-- begin Extracted data --
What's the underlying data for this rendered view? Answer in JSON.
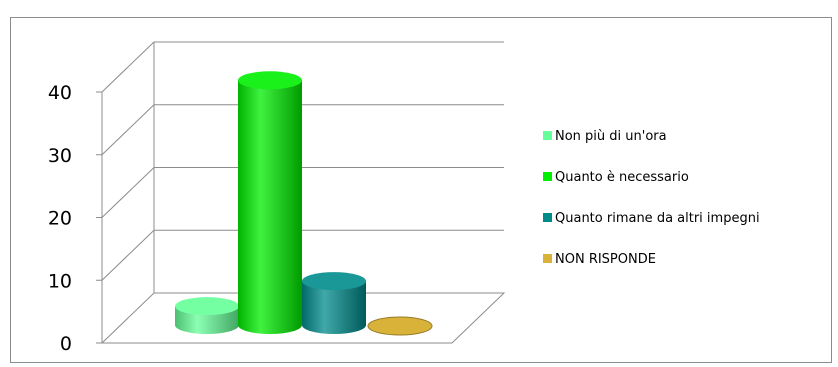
{
  "chart_data": {
    "type": "bar",
    "style": "3d-cylinder",
    "title": "",
    "xlabel": "",
    "ylabel": "",
    "ylim": [
      0,
      40
    ],
    "yticks": [
      0,
      10,
      20,
      30,
      40
    ],
    "grid": true,
    "legend_position": "right",
    "series": [
      {
        "name": "Non più di un'ora",
        "value": 3,
        "color": "#66ff99"
      },
      {
        "name": "Quanto è necessario",
        "value": 39,
        "color": "#00ee00"
      },
      {
        "name": "Quanto rimane da altri impegni",
        "value": 7,
        "color": "#008b8b"
      },
      {
        "name": "NON RISPONDE",
        "value": 0,
        "color": "#d9b23a"
      }
    ]
  }
}
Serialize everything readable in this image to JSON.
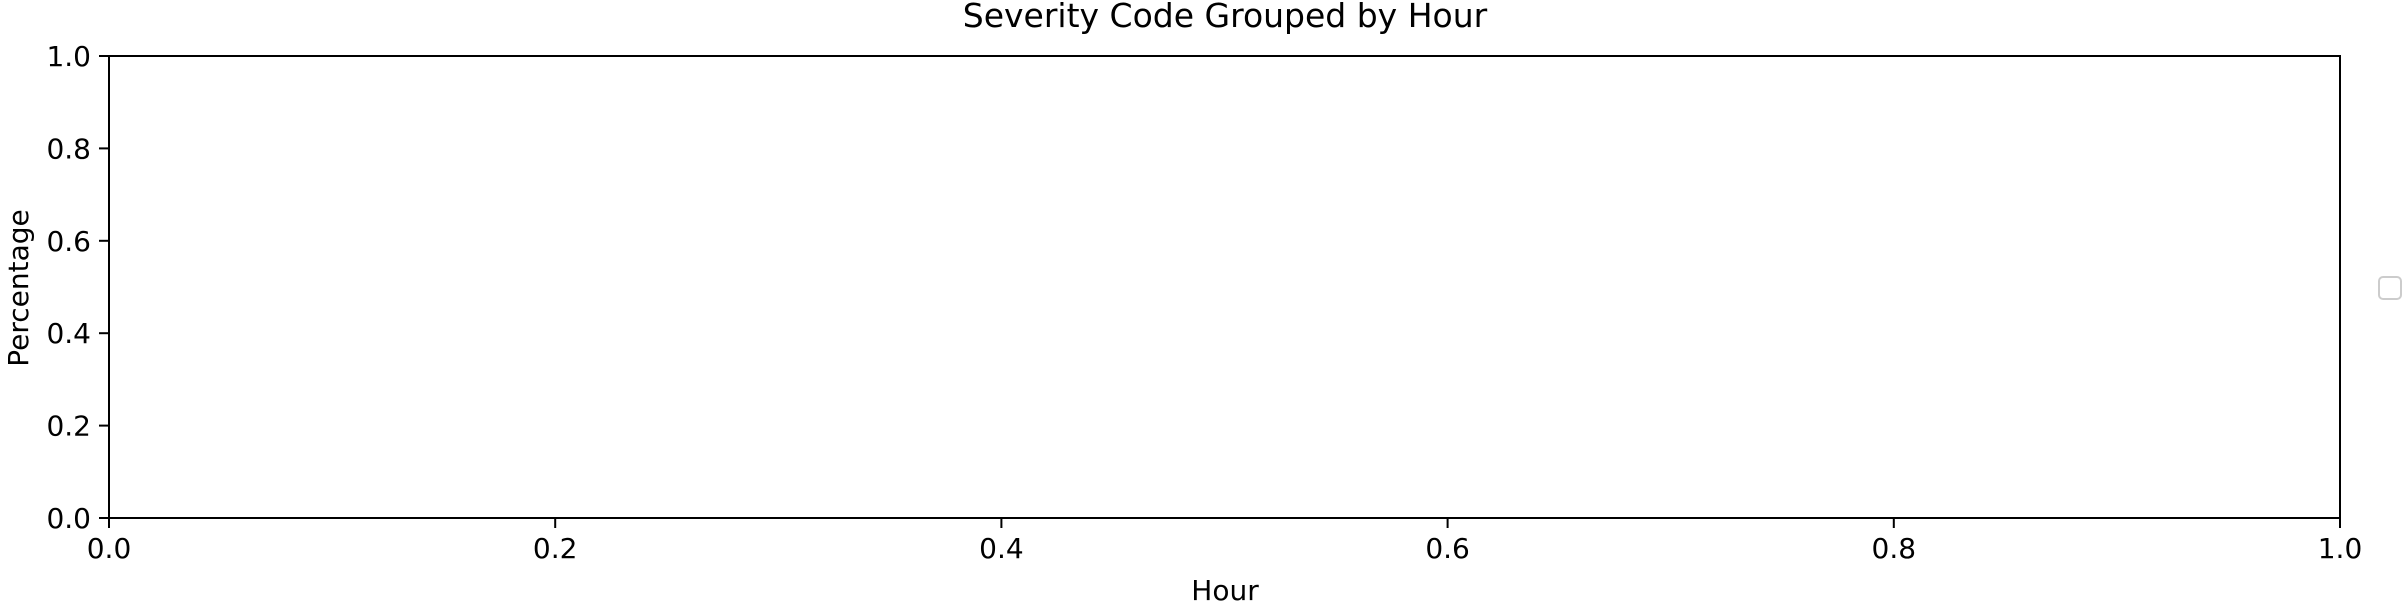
{
  "chart_data": {
    "type": "bar",
    "title": "Severity Code Grouped by Hour",
    "xlabel": "Hour",
    "ylabel": "Percentage",
    "xlim": [
      0.0,
      1.0
    ],
    "ylim": [
      0.0,
      1.0
    ],
    "x_ticks": [
      "0.0",
      "0.2",
      "0.4",
      "0.6",
      "0.8",
      "1.0"
    ],
    "y_ticks": [
      "0.0",
      "0.2",
      "0.4",
      "0.6",
      "0.8",
      "1.0"
    ],
    "series": [],
    "grid": false,
    "legend": {
      "placement": "center-right outside",
      "entries": []
    },
    "colors": {
      "axes": "#000000",
      "text": "#000000",
      "legend_border": "#cccccc",
      "background": "#ffffff"
    }
  }
}
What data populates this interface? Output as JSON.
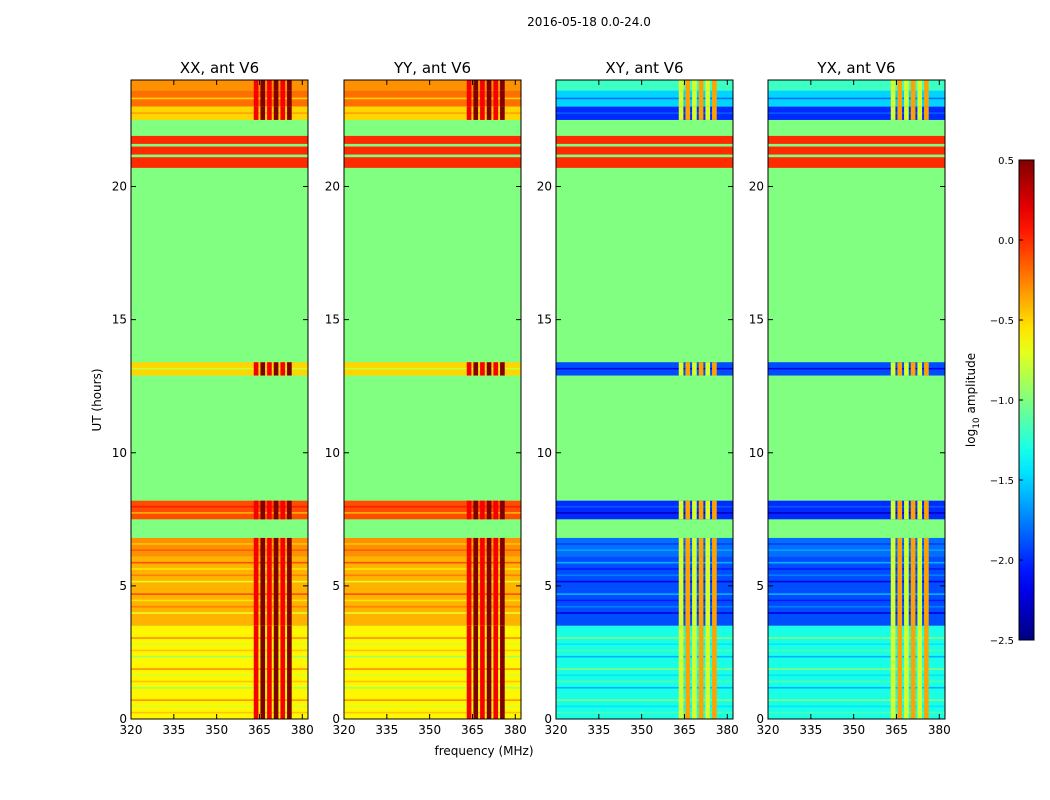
{
  "chart_data": {
    "type": "heatmap",
    "suptitle": "2016-05-18 0.0-24.0",
    "xlabel": "frequency (MHz)",
    "ylabel": "UT (hours)",
    "xlim": [
      320,
      382
    ],
    "ylim": [
      0,
      24
    ],
    "xticks": [
      320,
      335,
      350,
      365,
      380
    ],
    "yticks": [
      0,
      5,
      10,
      15,
      20
    ],
    "panels": [
      {
        "title": "XX, ant V6",
        "kind": "parallel"
      },
      {
        "title": "YY, ant V6",
        "kind": "parallel"
      },
      {
        "title": "XY, ant V6",
        "kind": "cross"
      },
      {
        "title": "YX, ant V6",
        "kind": "cross"
      }
    ],
    "colorbar": {
      "label_main": "log",
      "label_sub": "10",
      "label_rest": " amplitude",
      "range": [
        -2.5,
        0.5
      ],
      "tick_values": [
        0.5,
        0.0,
        -0.5,
        -1.0,
        -1.5,
        -2.0,
        -2.5
      ],
      "tick_labels": [
        "0.5",
        "0.0",
        "−0.5",
        "−1.0",
        "−1.5",
        "−2.0",
        "−2.5"
      ],
      "colormap": "jet"
    },
    "background_value": -1.0,
    "bands": [
      {
        "t0": 23.6,
        "t1": 24.0,
        "parallel": -0.3,
        "cross": -1.2
      },
      {
        "t0": 23.0,
        "t1": 23.6,
        "parallel": -0.2,
        "cross": -1.5
      },
      {
        "t0": 22.5,
        "t1": 23.0,
        "parallel": -0.5,
        "cross": -2.0
      },
      {
        "t0": 21.6,
        "t1": 21.9,
        "parallel": 0.0,
        "cross": 0.0
      },
      {
        "t0": 21.2,
        "t1": 21.5,
        "parallel": 0.0,
        "cross": 0.0
      },
      {
        "t0": 20.7,
        "t1": 21.1,
        "parallel": 0.0,
        "cross": 0.0
      },
      {
        "t0": 12.9,
        "t1": 13.4,
        "parallel": -0.5,
        "cross": -1.9
      },
      {
        "t0": 7.5,
        "t1": 8.2,
        "parallel": -0.1,
        "cross": -2.0
      },
      {
        "t0": 6.1,
        "t1": 6.8,
        "parallel": -0.3,
        "cross": -1.8
      },
      {
        "t0": 3.5,
        "t1": 6.1,
        "parallel": -0.4,
        "cross": -1.9
      },
      {
        "t0": 0.0,
        "t1": 3.5,
        "parallel": -0.6,
        "cross": -1.3
      }
    ],
    "rfi_frequency_range": [
      363,
      377
    ],
    "rfi_value_parallel": 0.3,
    "rfi_value_cross": -0.6
  }
}
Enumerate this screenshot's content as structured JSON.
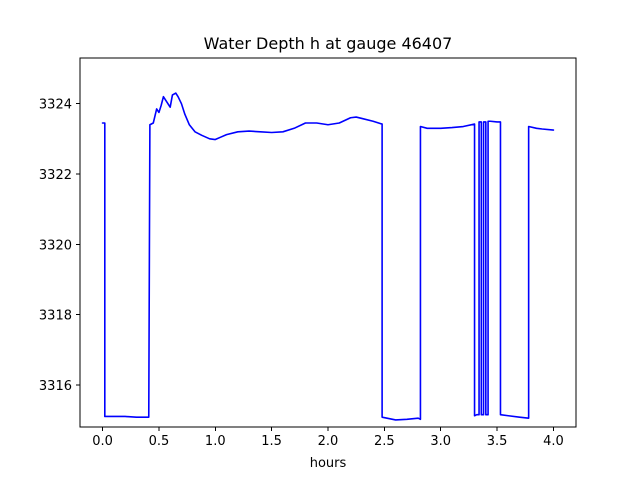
{
  "chart_data": {
    "type": "line",
    "title": "Water Depth h at gauge 46407",
    "xlabel": "hours",
    "ylabel": "",
    "xlim": [
      -0.2,
      4.2
    ],
    "ylim": [
      3314.8,
      3325.3
    ],
    "xticks": [
      0.0,
      0.5,
      1.0,
      1.5,
      2.0,
      2.5,
      3.0,
      3.5,
      4.0
    ],
    "xtick_labels": [
      "0.0",
      "0.5",
      "1.0",
      "1.5",
      "2.0",
      "2.5",
      "3.0",
      "3.5",
      "4.0"
    ],
    "yticks": [
      3316,
      3318,
      3320,
      3322,
      3324
    ],
    "ytick_labels": [
      "3316",
      "3318",
      "3320",
      "3322",
      "3324"
    ],
    "grid": false,
    "legend": "none",
    "series": [
      {
        "color": "#0000ff",
        "x": [
          0.0,
          0.02,
          0.02,
          0.1,
          0.2,
          0.3,
          0.41,
          0.42,
          0.45,
          0.48,
          0.5,
          0.52,
          0.54,
          0.57,
          0.6,
          0.62,
          0.65,
          0.67,
          0.7,
          0.73,
          0.77,
          0.82,
          0.88,
          0.95,
          1.0,
          1.05,
          1.1,
          1.2,
          1.3,
          1.4,
          1.5,
          1.6,
          1.7,
          1.8,
          1.9,
          2.0,
          2.1,
          2.2,
          2.25,
          2.3,
          2.4,
          2.48,
          2.48,
          2.6,
          2.7,
          2.8,
          2.82,
          2.82,
          2.88,
          3.0,
          3.1,
          3.2,
          3.3,
          3.3,
          3.32,
          3.34,
          3.34,
          3.36,
          3.36,
          3.38,
          3.38,
          3.4,
          3.4,
          3.42,
          3.42,
          3.44,
          3.44,
          3.5,
          3.53,
          3.53,
          3.6,
          3.7,
          3.78,
          3.78,
          3.85,
          3.9,
          4.0
        ],
        "y": [
          3323.45,
          3323.45,
          3315.1,
          3315.1,
          3315.1,
          3315.08,
          3315.08,
          3323.4,
          3323.45,
          3323.85,
          3323.75,
          3323.95,
          3324.2,
          3324.05,
          3323.9,
          3324.25,
          3324.3,
          3324.2,
          3324.0,
          3323.7,
          3323.4,
          3323.2,
          3323.1,
          3323.0,
          3322.98,
          3323.05,
          3323.12,
          3323.2,
          3323.22,
          3323.2,
          3323.18,
          3323.2,
          3323.3,
          3323.45,
          3323.45,
          3323.4,
          3323.45,
          3323.6,
          3323.62,
          3323.58,
          3323.5,
          3323.42,
          3315.08,
          3315.0,
          3315.02,
          3315.05,
          3315.02,
          3323.35,
          3323.3,
          3323.3,
          3323.32,
          3323.35,
          3323.42,
          3315.12,
          3315.15,
          3315.15,
          3323.48,
          3323.48,
          3315.15,
          3315.15,
          3323.48,
          3323.48,
          3315.15,
          3315.15,
          3323.5,
          3323.5,
          3323.5,
          3323.48,
          3323.48,
          3315.15,
          3315.12,
          3315.08,
          3315.05,
          3323.35,
          3323.3,
          3323.28,
          3323.25
        ]
      }
    ]
  }
}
-- end Extracted data --
What needs to be done -
Your task is to gather every line with the word "right" and copy it.

Written solution -
    "legend_position": "right",
      "placement": "center-right outside",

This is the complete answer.